STATED EXERCISE
Filter the data for lines with the word "Third", then copy every line so identified.

EXERCISE INPUT
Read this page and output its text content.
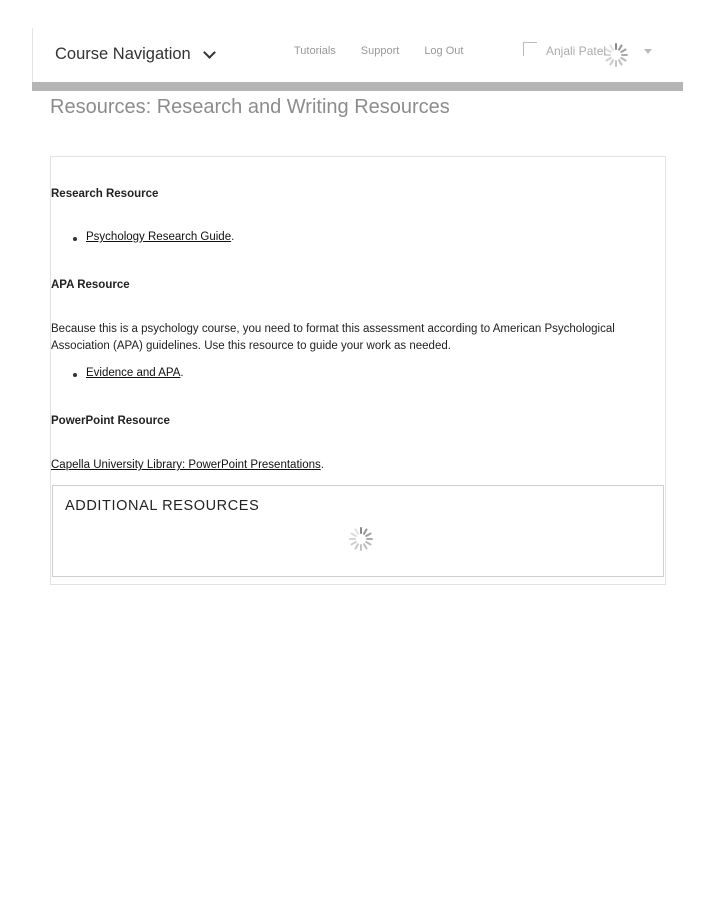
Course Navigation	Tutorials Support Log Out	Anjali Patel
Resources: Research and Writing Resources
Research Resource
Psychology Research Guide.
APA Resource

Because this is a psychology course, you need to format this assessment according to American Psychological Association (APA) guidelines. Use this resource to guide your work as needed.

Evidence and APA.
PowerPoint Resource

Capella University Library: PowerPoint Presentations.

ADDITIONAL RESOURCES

* * *

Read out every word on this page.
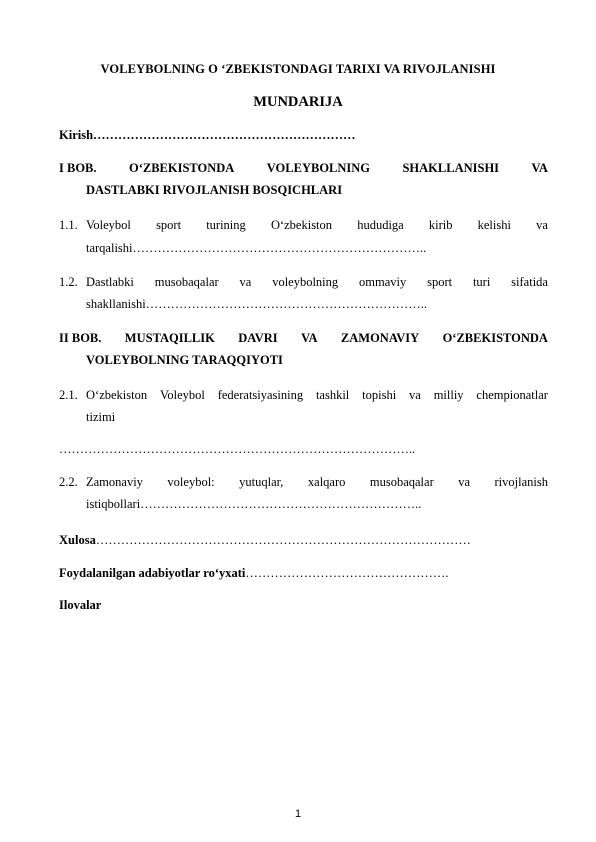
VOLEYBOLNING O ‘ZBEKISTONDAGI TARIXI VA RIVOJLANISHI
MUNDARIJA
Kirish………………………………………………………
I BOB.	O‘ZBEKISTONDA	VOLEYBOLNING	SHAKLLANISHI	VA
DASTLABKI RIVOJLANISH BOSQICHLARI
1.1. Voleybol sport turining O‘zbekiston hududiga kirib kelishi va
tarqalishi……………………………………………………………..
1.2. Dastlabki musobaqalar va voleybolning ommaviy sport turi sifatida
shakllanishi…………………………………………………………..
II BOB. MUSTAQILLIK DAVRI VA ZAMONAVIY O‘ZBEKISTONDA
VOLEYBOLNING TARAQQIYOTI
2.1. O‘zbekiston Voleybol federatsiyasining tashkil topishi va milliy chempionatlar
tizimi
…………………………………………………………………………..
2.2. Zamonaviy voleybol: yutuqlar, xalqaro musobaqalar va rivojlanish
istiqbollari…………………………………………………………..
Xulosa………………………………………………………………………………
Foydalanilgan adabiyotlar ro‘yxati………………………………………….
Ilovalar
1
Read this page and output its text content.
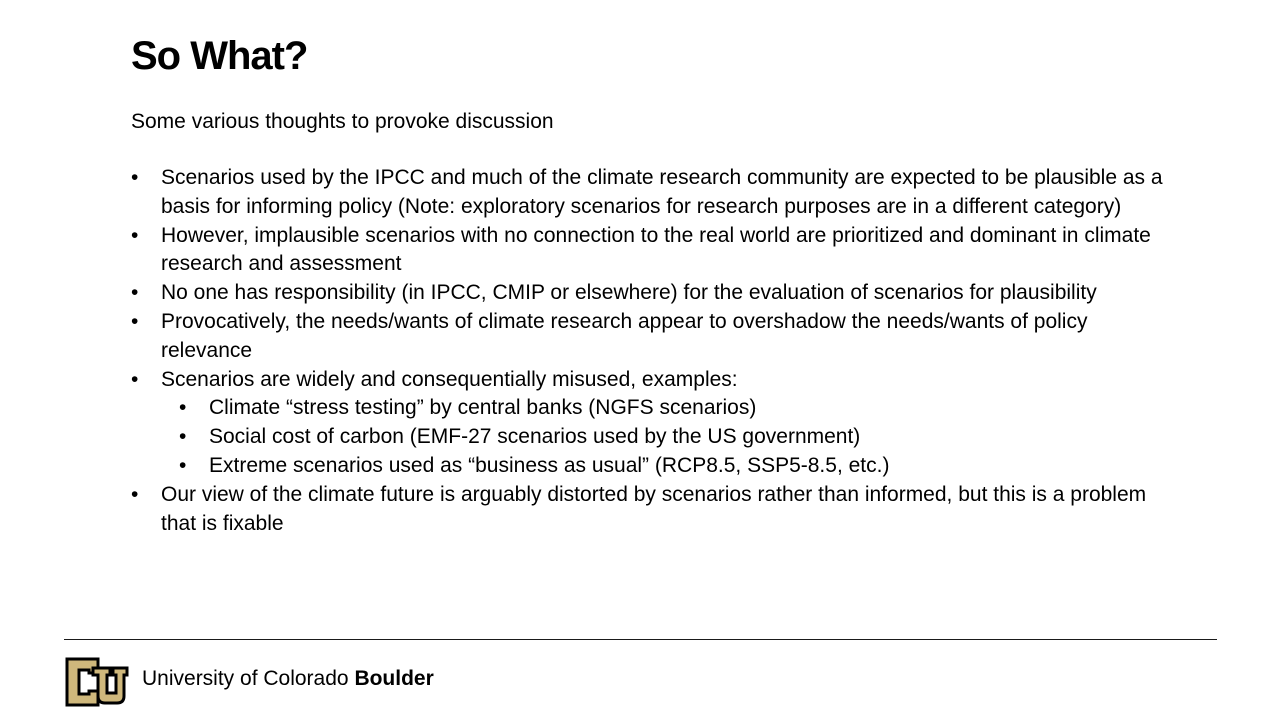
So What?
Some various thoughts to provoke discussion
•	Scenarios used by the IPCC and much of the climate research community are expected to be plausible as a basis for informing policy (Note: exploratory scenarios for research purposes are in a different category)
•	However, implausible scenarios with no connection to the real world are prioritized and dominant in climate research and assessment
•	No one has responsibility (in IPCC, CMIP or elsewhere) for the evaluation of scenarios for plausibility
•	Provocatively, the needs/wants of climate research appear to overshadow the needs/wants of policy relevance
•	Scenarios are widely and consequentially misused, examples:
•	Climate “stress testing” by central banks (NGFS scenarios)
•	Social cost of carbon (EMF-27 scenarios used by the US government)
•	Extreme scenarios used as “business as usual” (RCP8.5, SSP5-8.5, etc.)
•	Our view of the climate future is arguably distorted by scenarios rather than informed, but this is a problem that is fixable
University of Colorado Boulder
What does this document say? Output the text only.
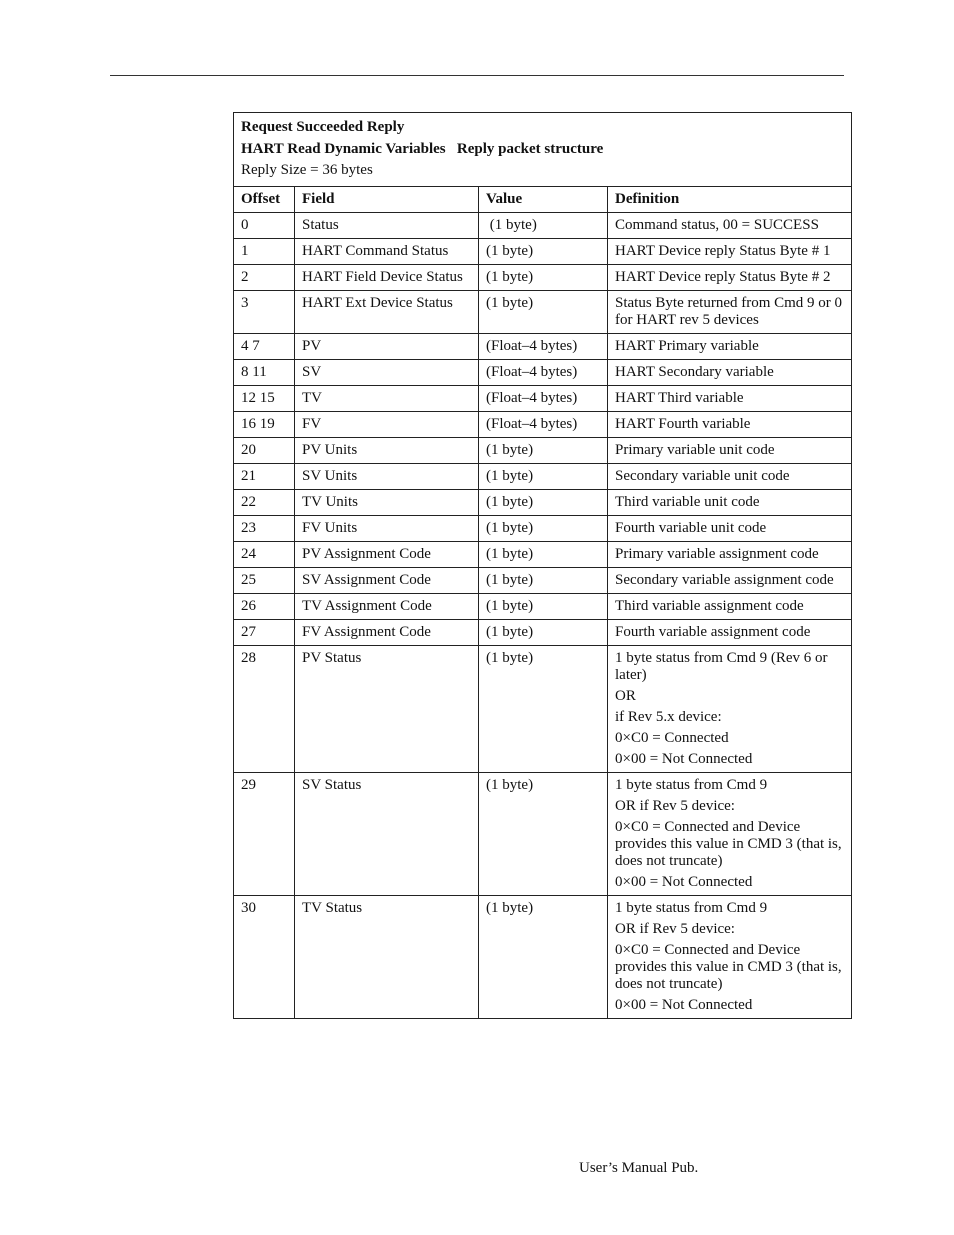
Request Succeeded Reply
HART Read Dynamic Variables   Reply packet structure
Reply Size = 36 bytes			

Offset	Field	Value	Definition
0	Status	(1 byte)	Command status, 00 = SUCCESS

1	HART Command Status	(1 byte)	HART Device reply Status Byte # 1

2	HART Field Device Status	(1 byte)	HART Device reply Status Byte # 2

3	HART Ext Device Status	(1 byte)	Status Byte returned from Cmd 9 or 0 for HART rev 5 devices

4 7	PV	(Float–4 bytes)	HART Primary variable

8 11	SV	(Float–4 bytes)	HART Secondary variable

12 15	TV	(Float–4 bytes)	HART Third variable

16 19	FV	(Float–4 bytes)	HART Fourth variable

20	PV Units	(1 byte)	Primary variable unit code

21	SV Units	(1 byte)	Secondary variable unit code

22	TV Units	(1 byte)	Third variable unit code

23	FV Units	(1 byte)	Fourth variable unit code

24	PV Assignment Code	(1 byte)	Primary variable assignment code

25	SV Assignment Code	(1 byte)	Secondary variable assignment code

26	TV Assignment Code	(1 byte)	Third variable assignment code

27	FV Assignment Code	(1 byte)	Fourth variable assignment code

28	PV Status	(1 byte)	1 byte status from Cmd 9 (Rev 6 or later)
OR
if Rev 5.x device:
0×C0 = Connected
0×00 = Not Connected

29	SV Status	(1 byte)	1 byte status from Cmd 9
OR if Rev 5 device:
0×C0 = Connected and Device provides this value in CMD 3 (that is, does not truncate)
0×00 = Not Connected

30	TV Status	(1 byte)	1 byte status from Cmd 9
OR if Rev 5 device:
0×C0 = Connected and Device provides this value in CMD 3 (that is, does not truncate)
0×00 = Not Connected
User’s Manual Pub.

RESULT OF THIS EXERCISE
12 15	TV	(Float–4 bytes)	HART Third variable
22	TV Units	(1 byte)	Third variable unit code
26	TV Assignment Code	(1 byte)	Third variable assignment code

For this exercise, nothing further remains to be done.